# THE PROBLEM
Give every entry again, word for word.

# DATA SECTION
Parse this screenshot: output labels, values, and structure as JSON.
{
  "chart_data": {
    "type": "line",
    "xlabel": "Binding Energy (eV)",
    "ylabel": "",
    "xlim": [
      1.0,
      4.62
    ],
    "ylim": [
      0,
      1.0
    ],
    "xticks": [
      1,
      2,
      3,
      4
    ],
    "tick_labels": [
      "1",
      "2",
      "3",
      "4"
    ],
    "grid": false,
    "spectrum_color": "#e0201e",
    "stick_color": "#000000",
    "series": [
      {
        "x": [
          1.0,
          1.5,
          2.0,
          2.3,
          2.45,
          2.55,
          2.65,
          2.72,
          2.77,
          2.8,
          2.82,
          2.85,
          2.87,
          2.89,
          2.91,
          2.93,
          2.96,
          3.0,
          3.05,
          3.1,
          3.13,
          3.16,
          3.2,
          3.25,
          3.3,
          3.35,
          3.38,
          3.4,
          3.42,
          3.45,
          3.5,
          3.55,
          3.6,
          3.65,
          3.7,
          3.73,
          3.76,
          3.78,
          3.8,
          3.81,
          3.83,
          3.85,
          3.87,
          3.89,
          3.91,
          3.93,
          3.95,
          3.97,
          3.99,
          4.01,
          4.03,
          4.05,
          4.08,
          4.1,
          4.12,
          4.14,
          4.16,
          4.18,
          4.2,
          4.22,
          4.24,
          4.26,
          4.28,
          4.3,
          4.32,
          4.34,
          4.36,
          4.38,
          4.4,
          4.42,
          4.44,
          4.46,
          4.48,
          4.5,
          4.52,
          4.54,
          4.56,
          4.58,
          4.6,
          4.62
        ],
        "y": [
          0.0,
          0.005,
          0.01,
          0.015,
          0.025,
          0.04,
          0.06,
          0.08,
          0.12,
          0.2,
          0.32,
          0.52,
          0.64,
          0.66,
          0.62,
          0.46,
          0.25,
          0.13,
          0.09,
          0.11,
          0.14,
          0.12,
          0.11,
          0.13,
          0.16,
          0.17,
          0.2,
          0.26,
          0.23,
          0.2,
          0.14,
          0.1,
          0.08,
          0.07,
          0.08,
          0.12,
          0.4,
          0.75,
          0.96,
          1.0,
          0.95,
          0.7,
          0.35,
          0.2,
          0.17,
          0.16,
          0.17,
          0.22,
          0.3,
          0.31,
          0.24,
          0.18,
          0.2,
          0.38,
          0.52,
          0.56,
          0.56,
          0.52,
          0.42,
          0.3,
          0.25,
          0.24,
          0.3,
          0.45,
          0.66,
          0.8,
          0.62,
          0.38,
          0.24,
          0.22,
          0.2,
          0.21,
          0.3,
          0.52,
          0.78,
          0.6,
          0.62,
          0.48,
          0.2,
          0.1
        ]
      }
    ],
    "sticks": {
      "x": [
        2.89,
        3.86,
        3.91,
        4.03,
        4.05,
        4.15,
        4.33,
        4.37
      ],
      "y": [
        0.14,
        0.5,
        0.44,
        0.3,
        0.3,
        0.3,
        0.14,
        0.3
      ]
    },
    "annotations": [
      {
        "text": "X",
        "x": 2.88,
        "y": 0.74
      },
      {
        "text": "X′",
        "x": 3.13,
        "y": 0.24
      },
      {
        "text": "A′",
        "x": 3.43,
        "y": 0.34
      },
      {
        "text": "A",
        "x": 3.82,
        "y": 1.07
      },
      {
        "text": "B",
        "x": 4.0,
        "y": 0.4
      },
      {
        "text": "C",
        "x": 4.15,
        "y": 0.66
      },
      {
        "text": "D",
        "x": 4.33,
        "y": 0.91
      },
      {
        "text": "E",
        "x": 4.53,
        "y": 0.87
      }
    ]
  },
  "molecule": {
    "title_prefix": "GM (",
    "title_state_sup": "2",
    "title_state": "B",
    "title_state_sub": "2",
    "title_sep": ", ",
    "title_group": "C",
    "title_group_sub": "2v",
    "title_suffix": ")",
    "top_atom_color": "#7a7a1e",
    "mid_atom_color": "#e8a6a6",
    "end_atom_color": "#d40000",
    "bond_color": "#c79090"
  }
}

# TASK OUTPUT
Parse this screenshot: output labels, values, and structure as JSON.
{
  "chart_data": {
    "type": "line",
    "xlabel": "Binding Energy (eV)",
    "ylabel": "",
    "xlim": [
      1.0,
      4.62
    ],
    "ylim": [
      0,
      1.0
    ],
    "xticks": [
      1,
      2,
      3,
      4
    ],
    "tick_labels": [
      "1",
      "2",
      "3",
      "4"
    ],
    "grid": false,
    "spectrum_color": "#e0201e",
    "stick_color": "#000000",
    "series": [
      {
        "x": [
          1.0,
          1.5,
          2.0,
          2.3,
          2.45,
          2.55,
          2.65,
          2.72,
          2.77,
          2.8,
          2.82,
          2.85,
          2.87,
          2.89,
          2.91,
          2.93,
          2.96,
          3.0,
          3.05,
          3.1,
          3.13,
          3.16,
          3.2,
          3.25,
          3.3,
          3.35,
          3.38,
          3.4,
          3.42,
          3.45,
          3.5,
          3.55,
          3.6,
          3.65,
          3.7,
          3.73,
          3.76,
          3.78,
          3.8,
          3.81,
          3.83,
          3.85,
          3.87,
          3.89,
          3.91,
          3.93,
          3.95,
          3.97,
          3.99,
          4.01,
          4.03,
          4.05,
          4.08,
          4.1,
          4.12,
          4.14,
          4.16,
          4.18,
          4.2,
          4.22,
          4.24,
          4.26,
          4.28,
          4.3,
          4.32,
          4.34,
          4.36,
          4.38,
          4.4,
          4.42,
          4.44,
          4.46,
          4.48,
          4.5,
          4.52,
          4.54,
          4.56,
          4.58,
          4.6,
          4.62
        ],
        "y": [
          0.0,
          0.005,
          0.01,
          0.015,
          0.025,
          0.04,
          0.06,
          0.08,
          0.12,
          0.2,
          0.32,
          0.52,
          0.64,
          0.66,
          0.62,
          0.46,
          0.25,
          0.13,
          0.09,
          0.11,
          0.14,
          0.12,
          0.11,
          0.13,
          0.16,
          0.17,
          0.2,
          0.26,
          0.23,
          0.2,
          0.14,
          0.1,
          0.08,
          0.07,
          0.08,
          0.12,
          0.4,
          0.75,
          0.96,
          1.0,
          0.95,
          0.7,
          0.35,
          0.2,
          0.17,
          0.16,
          0.17,
          0.22,
          0.3,
          0.31,
          0.24,
          0.18,
          0.2,
          0.38,
          0.52,
          0.56,
          0.56,
          0.52,
          0.42,
          0.3,
          0.25,
          0.24,
          0.3,
          0.45,
          0.66,
          0.8,
          0.62,
          0.38,
          0.24,
          0.22,
          0.2,
          0.21,
          0.3,
          0.52,
          0.78,
          0.6,
          0.62,
          0.48,
          0.2,
          0.1
        ]
      }
    ],
    "sticks": {
      "x": [
        2.89,
        3.86,
        3.91,
        4.03,
        4.05,
        4.15,
        4.33,
        4.37
      ],
      "y": [
        0.14,
        0.5,
        0.44,
        0.3,
        0.3,
        0.3,
        0.14,
        0.3
      ]
    },
    "annotations": [
      {
        "text": "X",
        "x": 2.88,
        "y": 0.74
      },
      {
        "text": "X′",
        "x": 3.13,
        "y": 0.24
      },
      {
        "text": "A′",
        "x": 3.43,
        "y": 0.34
      },
      {
        "text": "A",
        "x": 3.82,
        "y": 1.07
      },
      {
        "text": "B",
        "x": 4.0,
        "y": 0.4
      },
      {
        "text": "C",
        "x": 4.15,
        "y": 0.66
      },
      {
        "text": "D",
        "x": 4.33,
        "y": 0.91
      },
      {
        "text": "E",
        "x": 4.53,
        "y": 0.87
      }
    ]
  },
  "molecule": {
    "title_prefix": "GM (",
    "title_state_sup": "2",
    "title_state": "B",
    "title_state_sub": "2",
    "title_sep": ", ",
    "title_group": "C",
    "title_group_sub": "2v",
    "title_suffix": ")",
    "top_atom_color": "#7a7a1e",
    "mid_atom_color": "#e8a6a6",
    "end_atom_color": "#d40000",
    "bond_color": "#c79090"
  }
}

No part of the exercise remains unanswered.